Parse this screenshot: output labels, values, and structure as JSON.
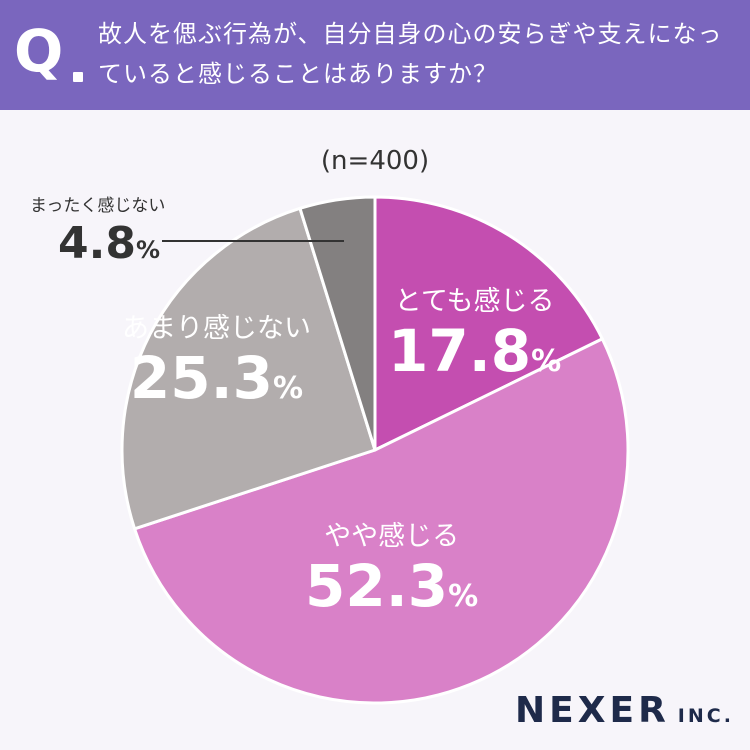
{
  "header": {
    "q_mark": "Q",
    "question": "故人を偲ぶ行為が、自分自身の心の安らぎや支えになっていると感じることはありますか？"
  },
  "chart_data": {
    "type": "pie",
    "subtitle": "(n=400)",
    "categories": [
      "とても感じる",
      "やや感じる",
      "あまり感じない",
      "まったく感じない"
    ],
    "values": [
      17.8,
      52.3,
      25.3,
      4.8
    ],
    "value_labels": [
      "17.8",
      "52.3",
      "25.3",
      "4.8"
    ],
    "unit": "%",
    "colors": [
      "#c44eb0",
      "#d981c8",
      "#b2adad",
      "#838080"
    ],
    "start_angle": "12 o'clock",
    "direction": "clockwise"
  },
  "brand": {
    "name": "NEXER",
    "suffix": "INC."
  }
}
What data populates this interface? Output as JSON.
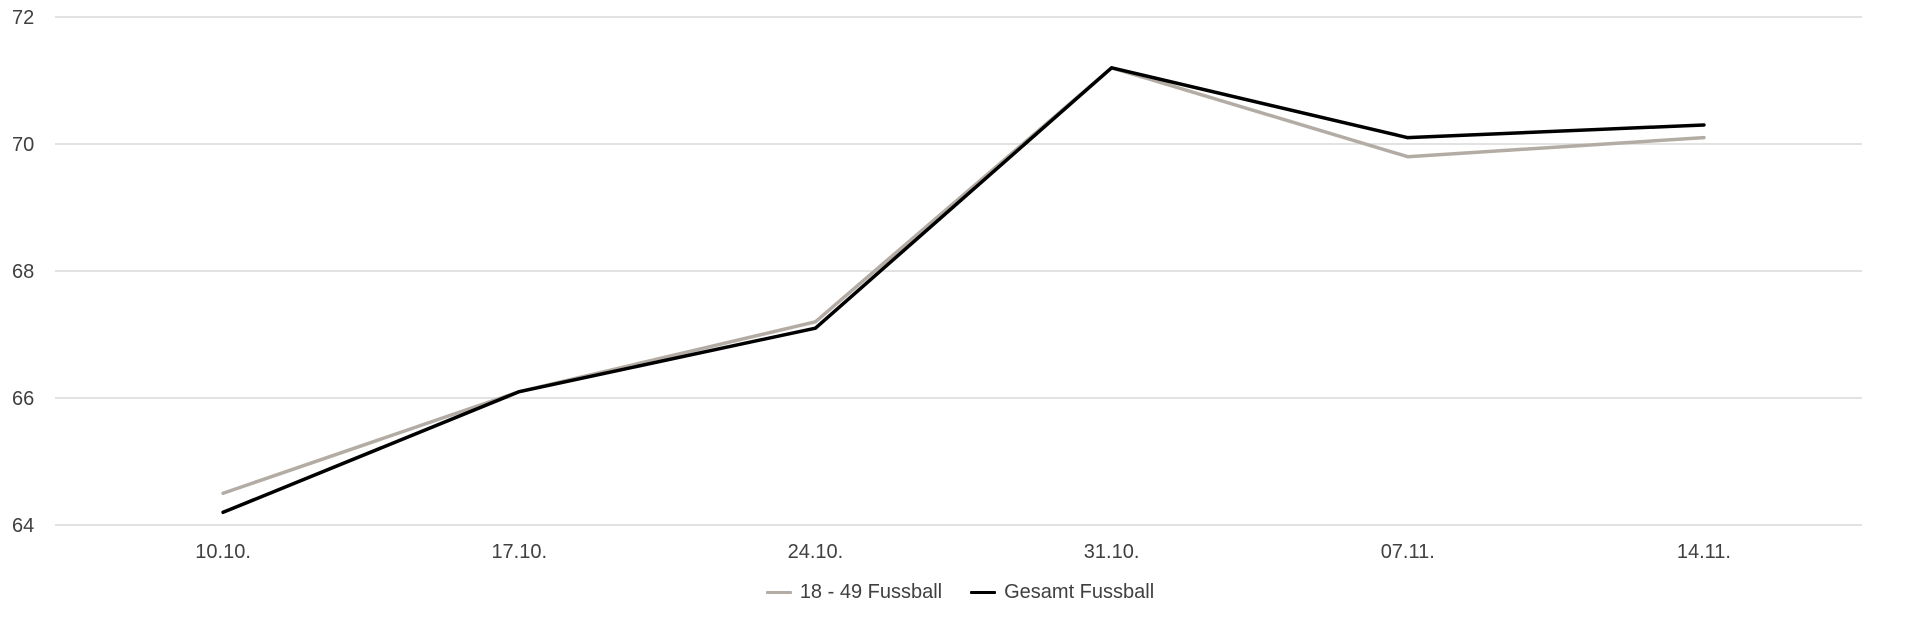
{
  "chart_data": {
    "type": "line",
    "title": "",
    "categories": [
      "10.10.",
      "17.10.",
      "24.10.",
      "31.10.",
      "07.11.",
      "14.11."
    ],
    "series": [
      {
        "name": "18 - 49 Fussball",
        "color": "#b3aca4",
        "values": [
          64.5,
          66.1,
          67.2,
          71.2,
          69.8,
          70.1
        ]
      },
      {
        "name": "Gesamt Fussball",
        "color": "#000000",
        "values": [
          64.2,
          66.1,
          67.1,
          71.2,
          70.1,
          70.3
        ]
      }
    ],
    "ylim": [
      64,
      72
    ],
    "yticks": [
      72,
      70,
      68,
      66,
      64
    ],
    "grid": true,
    "legend_position": "bottom",
    "xlabel": "",
    "ylabel": ""
  },
  "colors": {
    "background": "#ffffff",
    "gridline": "#d9d9d9",
    "axis_text": "#404040"
  }
}
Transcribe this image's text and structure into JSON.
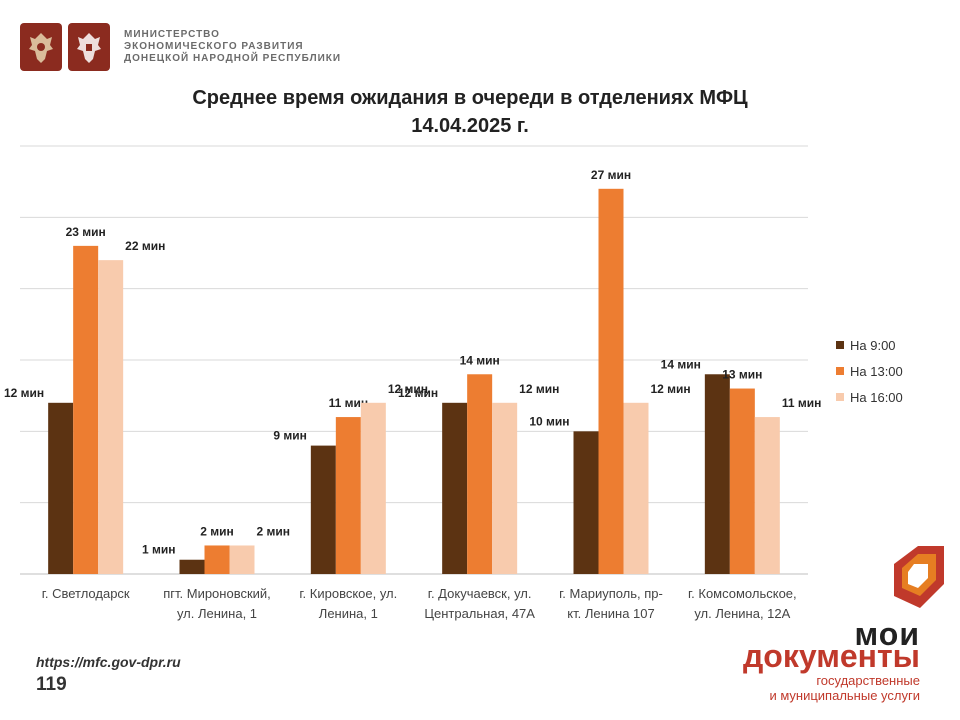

※

**GOAL OF THE EXERCISE**
Write out again every line above exactly as given; the pictures do not belong in the copy.

**SOLUTION TO THIS TASK**
Parse this screenshot: output labels, values, and structure as JSON.
{
  "header": {
    "q_mark": "Q",
    "question": "故人を偲ぶ行為が、自分自身の心の安らぎや支えになっていると感じることはありますか？"
  },
  "chart_data": {
    "type": "pie",
    "subtitle": "(n=400)",
    "categories": [
      "とても感じる",
      "やや感じる",
      "あまり感じない",
      "まったく感じない"
    ],
    "values": [
      17.8,
      52.3,
      25.3,
      4.8
    ],
    "value_labels": [
      "17.8",
      "52.3",
      "25.3",
      "4.8"
    ],
    "unit": "%",
    "colors": [
      "#c44eb0",
      "#d981c8",
      "#b2adad",
      "#838080"
    ],
    "start_angle": "12 o'clock",
    "direction": "clockwise"
  },
  "brand": {
    "name": "NEXER",
    "suffix": "INC."
  }
}
What data populates this interface? Output as JSON.
{
  "chart_data": {
    "type": "line",
    "title": "",
    "categories": [
      "10.10.",
      "17.10.",
      "24.10.",
      "31.10.",
      "07.11.",
      "14.11."
    ],
    "series": [
      {
        "name": "18 - 49 Fussball",
        "color": "#b3aca4",
        "values": [
          64.5,
          66.1,
          67.2,
          71.2,
          69.8,
          70.1
        ]
      },
      {
        "name": "Gesamt Fussball",
        "color": "#000000",
        "values": [
          64.2,
          66.1,
          67.1,
          71.2,
          70.1,
          70.3
        ]
      }
    ],
    "ylim": [
      64,
      72
    ],
    "yticks": [
      72,
      70,
      68,
      66,
      64
    ],
    "grid": true,
    "legend_position": "bottom",
    "xlabel": "",
    "ylabel": ""
  },
  "colors": {
    "background": "#ffffff",
    "gridline": "#d9d9d9",
    "axis_text": "#404040"
  }
}
Transcribe this image's text and structure into JSON.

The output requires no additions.